## BEGIN

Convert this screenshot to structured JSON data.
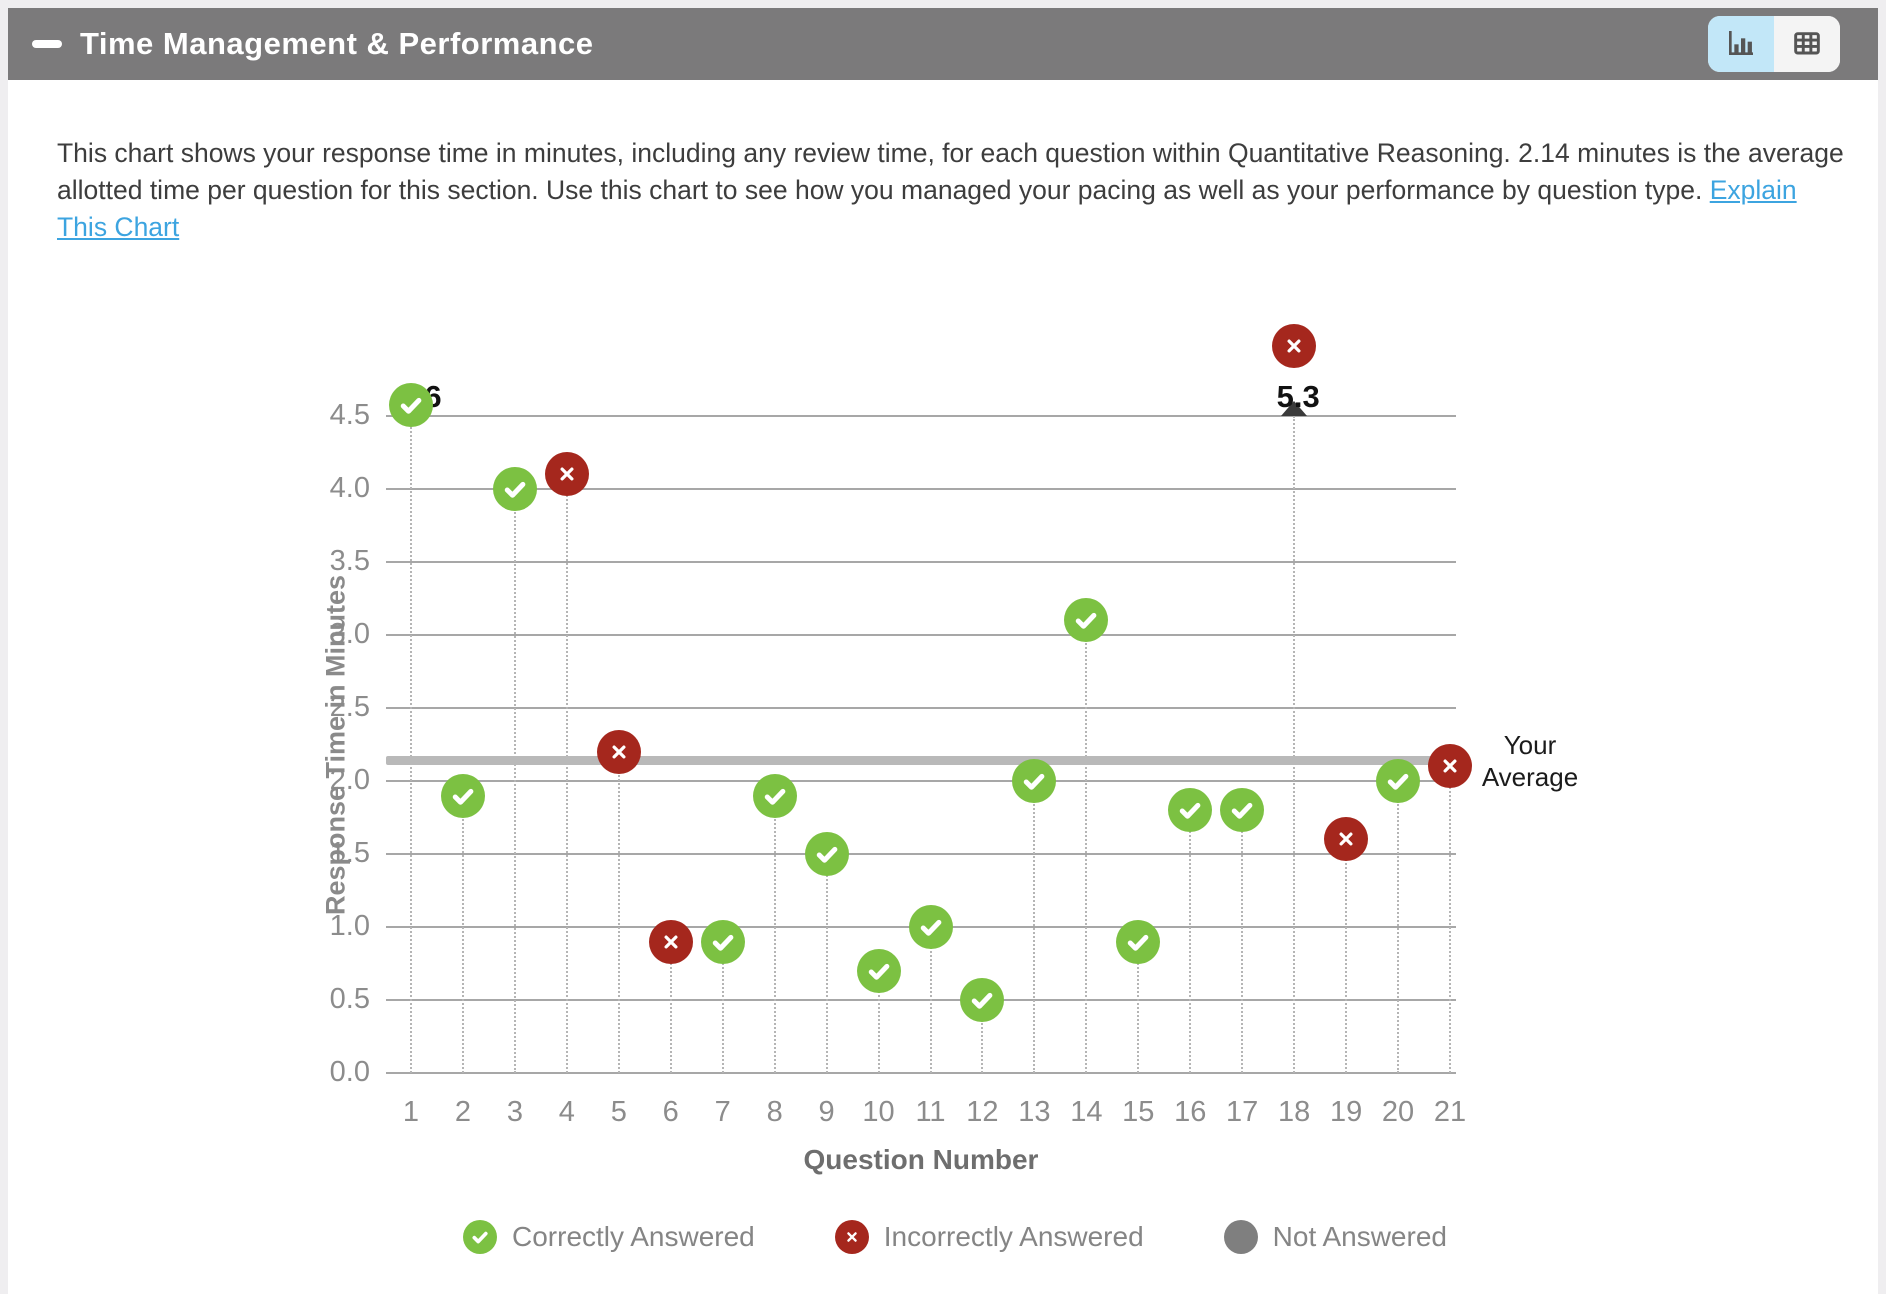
{
  "header": {
    "title": "Time Management & Performance"
  },
  "view_toggle": {
    "chart_button": "chart-view",
    "table_button": "table-view",
    "selected": "chart-view",
    "selected_color": "#c2e7f8"
  },
  "description": {
    "text": "This chart shows your response time in minutes, including any review time, for each question within Quantitative Reasoning. 2.14 minutes is the average allotted time per question for this section. Use this chart to see how you managed your pacing as well as your performance by question type. ",
    "link_text": "Explain This Chart"
  },
  "chart_data": {
    "type": "scatter",
    "xlabel": "Question Number",
    "ylabel": "Response Time in Minutes",
    "ylim": [
      0,
      4.5
    ],
    "yticks": [
      0.0,
      0.5,
      1.0,
      1.5,
      2.0,
      2.5,
      3.0,
      3.5,
      4.0,
      4.5
    ],
    "grid": true,
    "points": [
      {
        "q": 1,
        "minutes": 6.0,
        "status": "correct",
        "clipped": true,
        "clip_label": "6",
        "clip_rise": 11,
        "clip_label_dx": 22
      },
      {
        "q": 2,
        "minutes": 1.9,
        "status": "correct"
      },
      {
        "q": 3,
        "minutes": 4.0,
        "status": "correct"
      },
      {
        "q": 4,
        "minutes": 4.1,
        "status": "incorrect"
      },
      {
        "q": 5,
        "minutes": 2.2,
        "status": "incorrect"
      },
      {
        "q": 6,
        "minutes": 0.9,
        "status": "incorrect"
      },
      {
        "q": 7,
        "minutes": 0.9,
        "status": "correct"
      },
      {
        "q": 8,
        "minutes": 1.9,
        "status": "correct"
      },
      {
        "q": 9,
        "minutes": 1.5,
        "status": "correct"
      },
      {
        "q": 10,
        "minutes": 0.7,
        "status": "correct"
      },
      {
        "q": 11,
        "minutes": 1.0,
        "status": "correct"
      },
      {
        "q": 12,
        "minutes": 0.5,
        "status": "correct"
      },
      {
        "q": 13,
        "minutes": 2.0,
        "status": "correct"
      },
      {
        "q": 14,
        "minutes": 3.1,
        "status": "correct"
      },
      {
        "q": 15,
        "minutes": 0.9,
        "status": "correct"
      },
      {
        "q": 16,
        "minutes": 1.8,
        "status": "correct"
      },
      {
        "q": 17,
        "minutes": 1.8,
        "status": "correct"
      },
      {
        "q": 18,
        "minutes": 5.3,
        "status": "incorrect",
        "clipped": true,
        "clip_label": "5.3",
        "clip_rise": 70,
        "clip_label_dx": 4
      },
      {
        "q": 19,
        "minutes": 1.6,
        "status": "incorrect"
      },
      {
        "q": 20,
        "minutes": 2.0,
        "status": "correct"
      },
      {
        "q": 21,
        "minutes": 2.1,
        "status": "incorrect"
      }
    ],
    "average": {
      "value": 2.14,
      "label_line1": "Your",
      "label_line2": "Average"
    },
    "legend": [
      {
        "status": "correct",
        "label": "Correctly Answered"
      },
      {
        "status": "incorrect",
        "label": "Incorrectly Answered"
      },
      {
        "status": "none",
        "label": "Not Answered"
      }
    ],
    "colors": {
      "correct": "#7cc142",
      "incorrect": "#a5271d",
      "not_answered": "#7f7f7f",
      "average_line": "#b9b9b9",
      "gridline": "#a7a7a7",
      "axis_text": "#8c8c8c"
    },
    "legend_position": "bottom"
  }
}
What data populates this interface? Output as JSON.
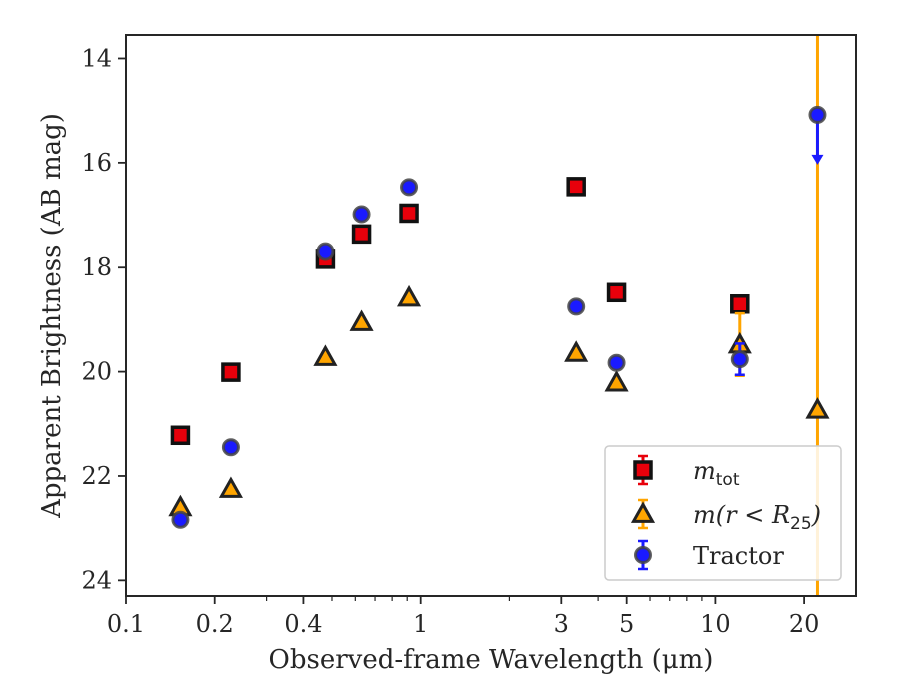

## END

*What is asked:*
Without the pictures, write out the whole listing above exactly as it appears.

*Complete answer:*
Convert this screenshot to structured JSON data.
{
  "header": {
    "title": "Time Management & Performance"
  },
  "view_toggle": {
    "chart_button": "chart-view",
    "table_button": "table-view",
    "selected": "chart-view",
    "selected_color": "#c2e7f8"
  },
  "description": {
    "text": "This chart shows your response time in minutes, including any review time, for each question within Quantitative Reasoning. 2.14 minutes is the average allotted time per question for this section. Use this chart to see how you managed your pacing as well as your performance by question type. ",
    "link_text": "Explain This Chart"
  },
  "chart_data": {
    "type": "scatter",
    "xlabel": "Question Number",
    "ylabel": "Response Time in Minutes",
    "ylim": [
      0,
      4.5
    ],
    "yticks": [
      0.0,
      0.5,
      1.0,
      1.5,
      2.0,
      2.5,
      3.0,
      3.5,
      4.0,
      4.5
    ],
    "grid": true,
    "points": [
      {
        "q": 1,
        "minutes": 6.0,
        "status": "correct",
        "clipped": true,
        "clip_label": "6",
        "clip_rise": 11,
        "clip_label_dx": 22
      },
      {
        "q": 2,
        "minutes": 1.9,
        "status": "correct"
      },
      {
        "q": 3,
        "minutes": 4.0,
        "status": "correct"
      },
      {
        "q": 4,
        "minutes": 4.1,
        "status": "incorrect"
      },
      {
        "q": 5,
        "minutes": 2.2,
        "status": "incorrect"
      },
      {
        "q": 6,
        "minutes": 0.9,
        "status": "incorrect"
      },
      {
        "q": 7,
        "minutes": 0.9,
        "status": "correct"
      },
      {
        "q": 8,
        "minutes": 1.9,
        "status": "correct"
      },
      {
        "q": 9,
        "minutes": 1.5,
        "status": "correct"
      },
      {
        "q": 10,
        "minutes": 0.7,
        "status": "correct"
      },
      {
        "q": 11,
        "minutes": 1.0,
        "status": "correct"
      },
      {
        "q": 12,
        "minutes": 0.5,
        "status": "correct"
      },
      {
        "q": 13,
        "minutes": 2.0,
        "status": "correct"
      },
      {
        "q": 14,
        "minutes": 3.1,
        "status": "correct"
      },
      {
        "q": 15,
        "minutes": 0.9,
        "status": "correct"
      },
      {
        "q": 16,
        "minutes": 1.8,
        "status": "correct"
      },
      {
        "q": 17,
        "minutes": 1.8,
        "status": "correct"
      },
      {
        "q": 18,
        "minutes": 5.3,
        "status": "incorrect",
        "clipped": true,
        "clip_label": "5.3",
        "clip_rise": 70,
        "clip_label_dx": 4
      },
      {
        "q": 19,
        "minutes": 1.6,
        "status": "incorrect"
      },
      {
        "q": 20,
        "minutes": 2.0,
        "status": "correct"
      },
      {
        "q": 21,
        "minutes": 2.1,
        "status": "incorrect"
      }
    ],
    "average": {
      "value": 2.14,
      "label_line1": "Your",
      "label_line2": "Average"
    },
    "legend": [
      {
        "status": "correct",
        "label": "Correctly Answered"
      },
      {
        "status": "incorrect",
        "label": "Incorrectly Answered"
      },
      {
        "status": "none",
        "label": "Not Answered"
      }
    ],
    "colors": {
      "correct": "#7cc142",
      "incorrect": "#a5271d",
      "not_answered": "#7f7f7f",
      "average_line": "#b9b9b9",
      "gridline": "#a7a7a7",
      "axis_text": "#8c8c8c"
    },
    "legend_position": "bottom"
  }
}
What data populates this interface? Output as JSON.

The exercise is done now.